### EXCERPT PROVIDED
▼▼▼

Sunday, March 24, 2013

Molluskan horoscopes for week beginning 25th March 2013

The Barnacle December 2nd - February 19th

Your enemies are plotting against you. Ignore them, what's the worse that could happen? Are olives really 'the Devil's grape'? This is the week where you will find out. There is a Clam on the war-path, and that Clam is heading your way. Make like a dead whale, and play dead.


The Snail February 20th - March 9th

Your challenge for this week is to clear your head of all thoughts concerning sex and mustard. A pretty young woman connected to the number 70 will be involved in a bizarre gardening accident this week. You may or may not know this woman. This is certainly a week where if you see a Slug, then you should give them a punch on the chin.


The Limpet March 10th - May 1st

Make sure that you heed the old maritime warning this week: "When whales swim in threes, flatulence comes for thee". Take a loved one on a surprise vacation this week and they will be very appreciative, especially if you take them overseas. You are a good Mollusk, you are a trustworthy Mollusk. So why when an Oyster comes calling at your door on Saturday will you be doubting yourself? I don't know. Do you?


The Clam May 2nd - June 2nd

It could be a good time this week to heed the warning 'Clams, fireworks, and alcohol do not mix well'. This week you might find yourself inconvenienced in an enclosed space with someone who looks remarkably like Charlie Brown. Does this matter? Only time will tell. Remember, your lips are sealed. If you happened to disclose a certain secret to a certain someone this week, then a certain career (i.e. yours) might be ruined.


The Squid June 3rd - July 25th

Avoid cheesecake at all costs this week, except on Monday where a small slice of cheesecake will be tolerable (but not if it contains unripened fruit). Don't take no for an answer, especially when rancid dairy products are involved. Try applying for a passport using a false identity. It might not work, you might be arrested, but it might be fun trying.

▲▲▲

### LIST OF TASKS
a - In the mollusk horoscopes, what dates does the Limpet sign cover?
b - Turn the paragraph of the mollusk horoscopes that begins "Avoid cheesecake at all costs" into a short list that keeps its main points.
The items after this point are separate material, apart from the mollusk horoscopes.

(Part of a data file)
▼▼▼

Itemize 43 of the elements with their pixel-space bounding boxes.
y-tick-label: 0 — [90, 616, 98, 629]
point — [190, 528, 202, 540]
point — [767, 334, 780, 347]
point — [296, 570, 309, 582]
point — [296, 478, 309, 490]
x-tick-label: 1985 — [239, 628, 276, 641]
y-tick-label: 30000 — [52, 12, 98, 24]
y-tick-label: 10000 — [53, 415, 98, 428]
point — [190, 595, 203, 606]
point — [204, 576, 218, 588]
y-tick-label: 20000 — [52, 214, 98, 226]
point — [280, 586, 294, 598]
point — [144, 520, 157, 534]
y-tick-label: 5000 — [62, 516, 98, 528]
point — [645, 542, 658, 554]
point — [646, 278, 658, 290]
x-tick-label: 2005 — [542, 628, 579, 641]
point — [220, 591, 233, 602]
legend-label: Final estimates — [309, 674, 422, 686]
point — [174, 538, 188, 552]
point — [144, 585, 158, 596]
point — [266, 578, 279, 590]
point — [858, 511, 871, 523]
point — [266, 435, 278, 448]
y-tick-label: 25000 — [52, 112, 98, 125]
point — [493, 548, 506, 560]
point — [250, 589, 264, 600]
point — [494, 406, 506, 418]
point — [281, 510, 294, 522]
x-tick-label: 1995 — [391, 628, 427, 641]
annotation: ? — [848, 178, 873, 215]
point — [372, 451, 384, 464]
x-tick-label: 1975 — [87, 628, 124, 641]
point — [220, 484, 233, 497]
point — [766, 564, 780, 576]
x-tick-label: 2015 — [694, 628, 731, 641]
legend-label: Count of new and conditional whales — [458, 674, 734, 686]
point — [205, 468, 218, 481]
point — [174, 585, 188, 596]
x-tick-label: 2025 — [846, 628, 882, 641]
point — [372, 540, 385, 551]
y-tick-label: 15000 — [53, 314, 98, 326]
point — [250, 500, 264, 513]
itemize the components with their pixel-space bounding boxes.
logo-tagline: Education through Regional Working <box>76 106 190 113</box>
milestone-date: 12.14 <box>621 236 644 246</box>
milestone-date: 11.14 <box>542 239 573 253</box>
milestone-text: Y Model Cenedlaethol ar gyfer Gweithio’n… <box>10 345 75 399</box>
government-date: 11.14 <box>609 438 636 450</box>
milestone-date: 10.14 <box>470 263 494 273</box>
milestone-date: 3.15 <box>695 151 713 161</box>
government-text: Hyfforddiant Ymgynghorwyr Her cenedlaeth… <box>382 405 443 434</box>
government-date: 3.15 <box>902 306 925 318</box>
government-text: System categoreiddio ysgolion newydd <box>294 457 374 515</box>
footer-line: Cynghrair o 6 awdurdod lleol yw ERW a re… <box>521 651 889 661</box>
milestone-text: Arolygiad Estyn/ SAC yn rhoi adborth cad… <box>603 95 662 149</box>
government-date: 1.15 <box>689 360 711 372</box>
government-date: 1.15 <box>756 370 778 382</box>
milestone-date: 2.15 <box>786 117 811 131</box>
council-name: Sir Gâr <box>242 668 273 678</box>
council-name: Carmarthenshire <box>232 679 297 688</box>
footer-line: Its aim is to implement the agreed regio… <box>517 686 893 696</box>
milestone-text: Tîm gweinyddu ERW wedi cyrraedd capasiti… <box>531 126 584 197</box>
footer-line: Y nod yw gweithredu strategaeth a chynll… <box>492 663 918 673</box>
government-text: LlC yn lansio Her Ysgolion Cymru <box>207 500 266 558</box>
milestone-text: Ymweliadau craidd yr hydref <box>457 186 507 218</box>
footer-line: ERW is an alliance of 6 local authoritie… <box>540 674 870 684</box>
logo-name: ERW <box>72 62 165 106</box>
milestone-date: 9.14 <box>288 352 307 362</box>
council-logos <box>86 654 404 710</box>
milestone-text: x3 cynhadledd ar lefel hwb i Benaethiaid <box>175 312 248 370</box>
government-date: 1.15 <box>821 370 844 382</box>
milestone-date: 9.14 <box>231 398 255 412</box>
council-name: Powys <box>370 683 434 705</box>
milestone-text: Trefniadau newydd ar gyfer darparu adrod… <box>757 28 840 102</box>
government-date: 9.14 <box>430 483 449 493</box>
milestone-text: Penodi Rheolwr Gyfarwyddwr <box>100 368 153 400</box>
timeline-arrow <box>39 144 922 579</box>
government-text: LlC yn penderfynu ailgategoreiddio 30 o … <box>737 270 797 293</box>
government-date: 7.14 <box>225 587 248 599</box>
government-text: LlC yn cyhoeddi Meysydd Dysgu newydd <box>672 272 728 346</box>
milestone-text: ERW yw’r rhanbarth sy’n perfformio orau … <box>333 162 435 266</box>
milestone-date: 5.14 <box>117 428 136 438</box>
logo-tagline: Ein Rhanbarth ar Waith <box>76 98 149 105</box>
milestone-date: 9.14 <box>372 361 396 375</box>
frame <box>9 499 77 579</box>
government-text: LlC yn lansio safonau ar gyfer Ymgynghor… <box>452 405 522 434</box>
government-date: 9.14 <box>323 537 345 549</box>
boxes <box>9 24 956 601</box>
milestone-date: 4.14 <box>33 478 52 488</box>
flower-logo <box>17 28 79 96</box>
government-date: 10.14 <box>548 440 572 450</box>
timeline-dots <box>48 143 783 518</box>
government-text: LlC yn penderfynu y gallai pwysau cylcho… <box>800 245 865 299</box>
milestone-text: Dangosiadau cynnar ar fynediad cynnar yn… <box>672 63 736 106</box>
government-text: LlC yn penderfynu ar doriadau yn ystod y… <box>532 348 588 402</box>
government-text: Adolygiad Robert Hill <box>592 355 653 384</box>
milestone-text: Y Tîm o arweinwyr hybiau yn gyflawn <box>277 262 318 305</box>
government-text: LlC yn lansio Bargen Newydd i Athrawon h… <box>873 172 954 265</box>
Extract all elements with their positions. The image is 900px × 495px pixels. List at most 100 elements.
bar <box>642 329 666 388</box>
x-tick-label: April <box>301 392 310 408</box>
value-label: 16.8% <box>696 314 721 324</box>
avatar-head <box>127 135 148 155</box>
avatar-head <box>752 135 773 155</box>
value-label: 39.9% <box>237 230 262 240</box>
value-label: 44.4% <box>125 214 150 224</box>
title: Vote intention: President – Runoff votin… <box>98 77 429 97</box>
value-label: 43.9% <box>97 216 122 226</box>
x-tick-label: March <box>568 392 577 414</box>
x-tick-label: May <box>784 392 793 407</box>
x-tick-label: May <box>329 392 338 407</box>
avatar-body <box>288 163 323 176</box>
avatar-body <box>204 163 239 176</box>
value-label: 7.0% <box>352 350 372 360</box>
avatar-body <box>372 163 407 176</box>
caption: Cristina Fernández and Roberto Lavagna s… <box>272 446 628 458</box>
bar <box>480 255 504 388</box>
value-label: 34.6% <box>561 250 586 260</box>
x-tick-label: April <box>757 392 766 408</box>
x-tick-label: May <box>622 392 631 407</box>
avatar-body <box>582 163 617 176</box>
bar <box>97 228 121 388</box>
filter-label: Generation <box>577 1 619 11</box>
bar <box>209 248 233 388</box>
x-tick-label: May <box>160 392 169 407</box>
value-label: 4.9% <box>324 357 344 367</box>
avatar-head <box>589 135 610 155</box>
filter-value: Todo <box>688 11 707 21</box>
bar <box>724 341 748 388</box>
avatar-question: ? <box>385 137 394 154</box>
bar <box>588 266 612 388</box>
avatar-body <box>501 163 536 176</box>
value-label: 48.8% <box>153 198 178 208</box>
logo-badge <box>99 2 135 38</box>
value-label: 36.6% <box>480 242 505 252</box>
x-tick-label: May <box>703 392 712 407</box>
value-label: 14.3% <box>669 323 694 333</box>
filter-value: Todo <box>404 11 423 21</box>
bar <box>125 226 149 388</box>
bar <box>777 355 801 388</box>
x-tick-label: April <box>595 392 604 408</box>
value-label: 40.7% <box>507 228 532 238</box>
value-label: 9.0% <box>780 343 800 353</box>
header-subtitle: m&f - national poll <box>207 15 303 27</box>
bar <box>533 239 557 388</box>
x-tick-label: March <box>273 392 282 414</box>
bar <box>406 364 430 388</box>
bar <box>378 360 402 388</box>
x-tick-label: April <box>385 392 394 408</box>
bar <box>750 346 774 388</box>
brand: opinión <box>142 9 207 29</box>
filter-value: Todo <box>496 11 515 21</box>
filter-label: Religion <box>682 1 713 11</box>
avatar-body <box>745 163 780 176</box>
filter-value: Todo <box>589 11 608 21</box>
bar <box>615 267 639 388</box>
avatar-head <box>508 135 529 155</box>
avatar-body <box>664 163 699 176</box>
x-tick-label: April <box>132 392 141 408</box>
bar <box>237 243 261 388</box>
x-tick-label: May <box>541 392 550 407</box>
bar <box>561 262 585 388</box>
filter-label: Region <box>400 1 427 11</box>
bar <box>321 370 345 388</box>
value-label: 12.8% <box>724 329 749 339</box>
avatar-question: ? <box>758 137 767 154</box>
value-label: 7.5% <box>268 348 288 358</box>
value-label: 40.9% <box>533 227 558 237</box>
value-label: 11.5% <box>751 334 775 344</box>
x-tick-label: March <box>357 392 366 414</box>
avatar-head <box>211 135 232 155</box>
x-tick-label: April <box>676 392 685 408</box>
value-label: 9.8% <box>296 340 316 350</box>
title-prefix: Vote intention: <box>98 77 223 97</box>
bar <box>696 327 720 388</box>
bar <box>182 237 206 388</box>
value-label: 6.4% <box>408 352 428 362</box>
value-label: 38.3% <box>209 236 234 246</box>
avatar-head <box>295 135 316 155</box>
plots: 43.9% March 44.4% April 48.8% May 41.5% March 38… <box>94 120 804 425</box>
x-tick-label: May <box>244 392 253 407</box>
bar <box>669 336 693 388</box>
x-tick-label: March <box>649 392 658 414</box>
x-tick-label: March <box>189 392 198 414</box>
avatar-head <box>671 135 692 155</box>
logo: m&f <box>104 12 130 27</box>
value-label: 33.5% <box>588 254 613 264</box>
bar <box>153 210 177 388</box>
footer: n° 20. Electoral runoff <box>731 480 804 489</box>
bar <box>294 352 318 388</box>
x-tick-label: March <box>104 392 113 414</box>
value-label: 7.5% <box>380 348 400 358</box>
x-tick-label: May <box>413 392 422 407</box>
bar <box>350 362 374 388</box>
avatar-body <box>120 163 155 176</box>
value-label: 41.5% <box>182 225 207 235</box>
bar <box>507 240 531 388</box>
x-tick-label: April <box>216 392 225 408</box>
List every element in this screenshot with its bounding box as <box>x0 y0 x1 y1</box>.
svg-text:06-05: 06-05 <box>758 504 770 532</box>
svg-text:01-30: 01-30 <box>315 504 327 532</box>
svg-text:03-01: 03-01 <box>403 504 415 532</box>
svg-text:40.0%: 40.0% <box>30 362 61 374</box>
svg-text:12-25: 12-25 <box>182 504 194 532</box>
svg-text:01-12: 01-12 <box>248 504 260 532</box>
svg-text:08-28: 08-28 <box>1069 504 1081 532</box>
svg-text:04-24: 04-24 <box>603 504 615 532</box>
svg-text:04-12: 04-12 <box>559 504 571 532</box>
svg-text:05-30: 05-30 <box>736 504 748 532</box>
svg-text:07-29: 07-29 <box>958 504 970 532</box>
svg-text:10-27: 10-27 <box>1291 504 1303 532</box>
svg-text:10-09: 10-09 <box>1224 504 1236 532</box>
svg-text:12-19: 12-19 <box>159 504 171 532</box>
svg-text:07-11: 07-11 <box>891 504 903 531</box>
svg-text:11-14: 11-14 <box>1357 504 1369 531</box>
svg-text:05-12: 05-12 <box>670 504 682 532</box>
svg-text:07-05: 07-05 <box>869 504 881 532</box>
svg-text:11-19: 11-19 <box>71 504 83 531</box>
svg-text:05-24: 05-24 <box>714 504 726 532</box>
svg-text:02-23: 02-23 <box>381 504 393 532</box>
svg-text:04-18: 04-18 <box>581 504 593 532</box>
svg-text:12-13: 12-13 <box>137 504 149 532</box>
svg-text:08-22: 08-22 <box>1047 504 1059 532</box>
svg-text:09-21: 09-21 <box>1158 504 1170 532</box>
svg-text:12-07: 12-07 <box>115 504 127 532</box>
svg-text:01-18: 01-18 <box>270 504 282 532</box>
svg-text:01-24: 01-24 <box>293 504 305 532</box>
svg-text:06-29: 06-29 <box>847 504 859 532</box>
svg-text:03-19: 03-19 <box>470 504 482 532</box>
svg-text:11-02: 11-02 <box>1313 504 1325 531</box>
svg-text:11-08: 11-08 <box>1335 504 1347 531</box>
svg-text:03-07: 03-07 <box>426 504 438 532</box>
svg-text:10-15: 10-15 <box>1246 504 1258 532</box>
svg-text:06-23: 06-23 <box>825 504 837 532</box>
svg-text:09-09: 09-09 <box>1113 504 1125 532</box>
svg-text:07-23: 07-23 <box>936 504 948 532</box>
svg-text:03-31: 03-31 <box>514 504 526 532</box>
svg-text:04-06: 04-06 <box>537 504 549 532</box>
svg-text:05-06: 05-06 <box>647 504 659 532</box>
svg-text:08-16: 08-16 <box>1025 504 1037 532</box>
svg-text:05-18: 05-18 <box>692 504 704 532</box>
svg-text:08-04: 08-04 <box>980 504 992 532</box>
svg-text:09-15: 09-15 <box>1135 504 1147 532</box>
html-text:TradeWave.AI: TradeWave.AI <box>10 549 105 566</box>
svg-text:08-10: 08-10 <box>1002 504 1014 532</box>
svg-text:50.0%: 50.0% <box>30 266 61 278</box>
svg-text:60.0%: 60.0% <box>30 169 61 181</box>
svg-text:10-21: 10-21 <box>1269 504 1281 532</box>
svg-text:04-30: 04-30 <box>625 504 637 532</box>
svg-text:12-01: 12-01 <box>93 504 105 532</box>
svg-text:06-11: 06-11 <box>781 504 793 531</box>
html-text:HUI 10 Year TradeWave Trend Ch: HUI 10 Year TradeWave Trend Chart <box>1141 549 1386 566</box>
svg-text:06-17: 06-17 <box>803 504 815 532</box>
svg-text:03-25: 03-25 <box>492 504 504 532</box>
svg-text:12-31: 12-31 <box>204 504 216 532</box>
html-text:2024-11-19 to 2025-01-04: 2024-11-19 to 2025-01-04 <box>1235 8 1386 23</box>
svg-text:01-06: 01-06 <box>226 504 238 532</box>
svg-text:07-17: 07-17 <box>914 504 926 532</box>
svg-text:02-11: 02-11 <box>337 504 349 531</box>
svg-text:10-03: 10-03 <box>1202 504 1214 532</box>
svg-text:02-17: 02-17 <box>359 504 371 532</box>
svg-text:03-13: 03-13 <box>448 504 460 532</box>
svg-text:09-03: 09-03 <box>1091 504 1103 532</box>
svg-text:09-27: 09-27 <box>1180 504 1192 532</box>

▲▲▲

### THE ANSWERS
a - March 10th to May 1st.

b -
- Avoid cheesecake all week, except for a small slice on Monday, but not if it contains unripened fruit.
- Don't take no for an answer, especially where rancid dairy products are involved.
- Try applying for a passport under a false identity. It might not work, and you might be arrested, but it might be fun trying.